--- START Supplied information ---

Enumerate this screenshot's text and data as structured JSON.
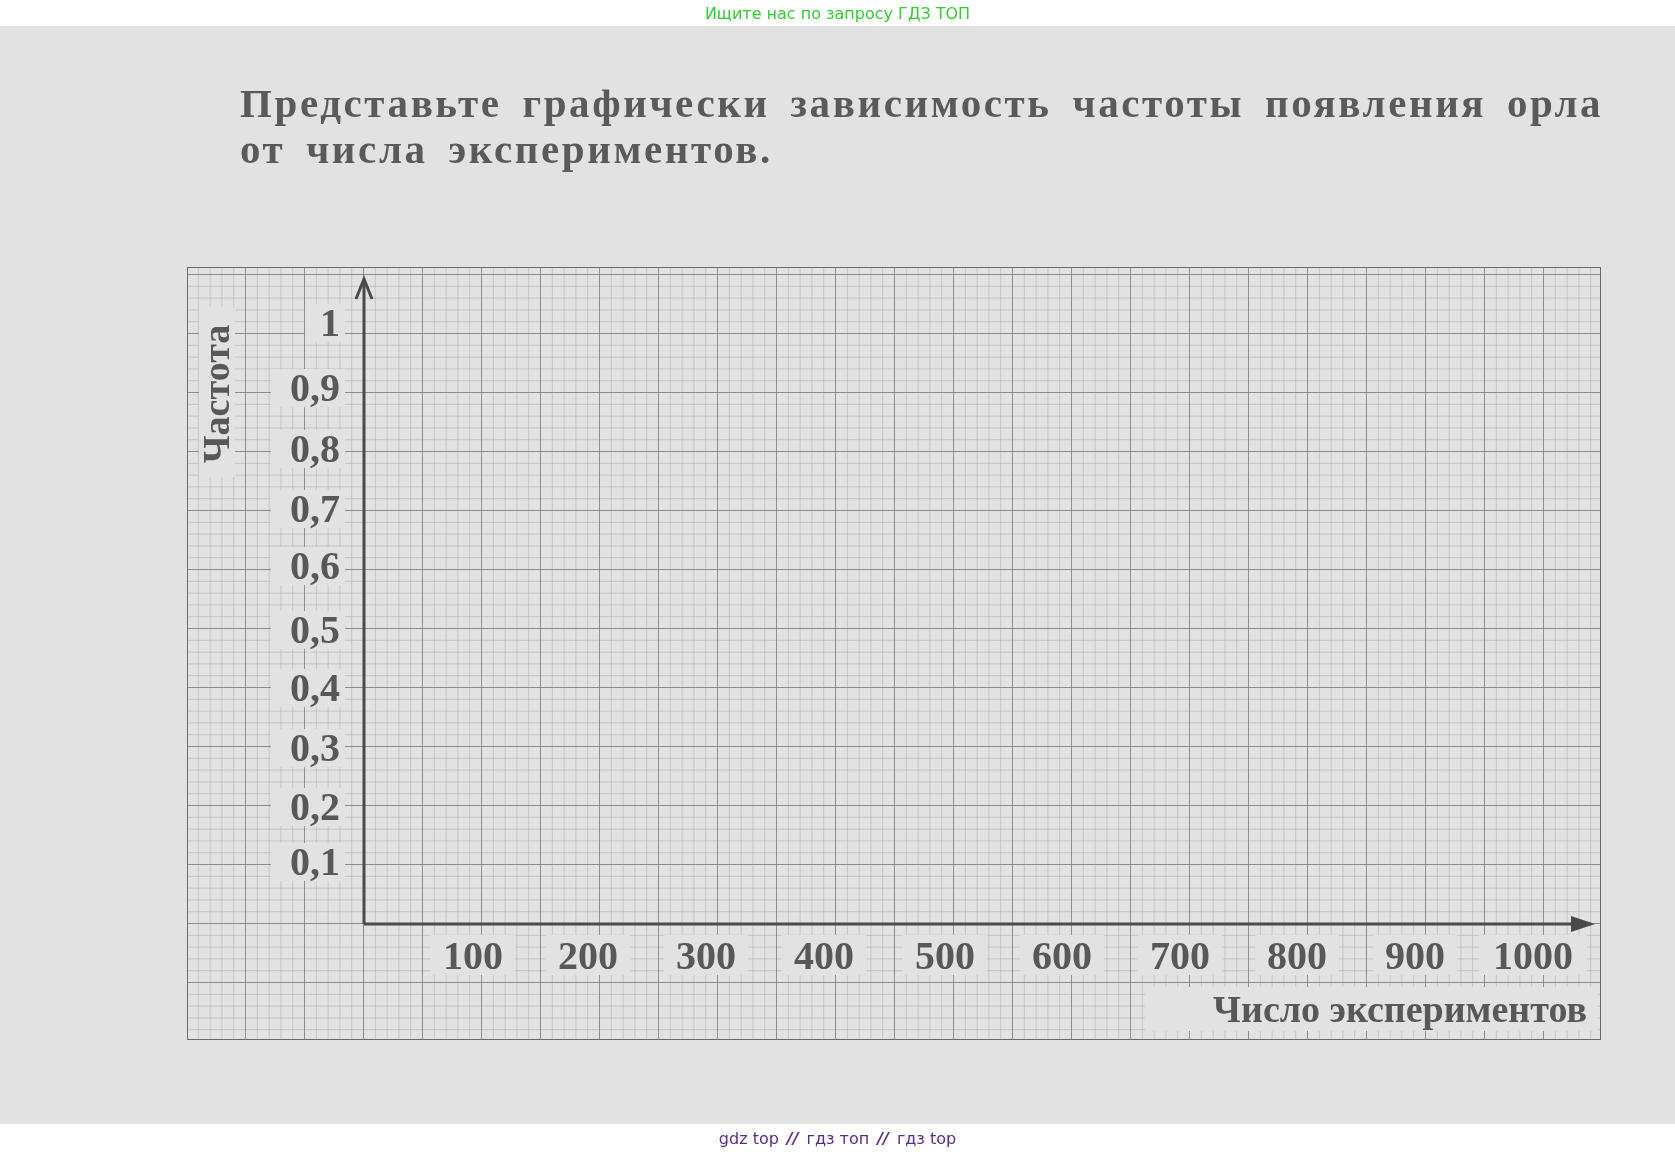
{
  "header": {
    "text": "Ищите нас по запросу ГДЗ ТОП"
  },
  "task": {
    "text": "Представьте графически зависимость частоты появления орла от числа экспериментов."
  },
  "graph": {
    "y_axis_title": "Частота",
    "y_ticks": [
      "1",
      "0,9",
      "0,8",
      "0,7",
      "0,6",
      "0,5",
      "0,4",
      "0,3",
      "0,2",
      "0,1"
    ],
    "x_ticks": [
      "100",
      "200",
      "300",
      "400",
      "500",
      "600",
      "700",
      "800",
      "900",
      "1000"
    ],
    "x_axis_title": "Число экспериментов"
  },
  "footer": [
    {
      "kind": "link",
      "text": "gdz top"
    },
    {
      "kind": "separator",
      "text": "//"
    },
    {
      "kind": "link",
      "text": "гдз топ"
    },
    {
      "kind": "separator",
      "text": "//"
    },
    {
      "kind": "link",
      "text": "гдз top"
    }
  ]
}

--- END Supplied information ---

* _Written problem_: Leave out the pictures and transcribe the entries above exactly.

* _Solution to this problem_:
Enumerate this screenshot's text and data as structured JSON.
{
  "header": {
    "text": "Ищите нас по запросу ГДЗ ТОП"
  },
  "task": {
    "text": "Представьте графически зависимость частоты появления орла от числа экспериментов."
  },
  "graph": {
    "y_axis_title": "Частота",
    "y_ticks": [
      "1",
      "0,9",
      "0,8",
      "0,7",
      "0,6",
      "0,5",
      "0,4",
      "0,3",
      "0,2",
      "0,1"
    ],
    "x_ticks": [
      "100",
      "200",
      "300",
      "400",
      "500",
      "600",
      "700",
      "800",
      "900",
      "1000"
    ],
    "x_axis_title": "Число экспериментов"
  },
  "footer": [
    {
      "kind": "link",
      "text": "gdz top"
    },
    {
      "kind": "separator",
      "text": "//"
    },
    {
      "kind": "link",
      "text": "гдз топ"
    },
    {
      "kind": "separator",
      "text": "//"
    },
    {
      "kind": "link",
      "text": "гдз top"
    }
  ]
}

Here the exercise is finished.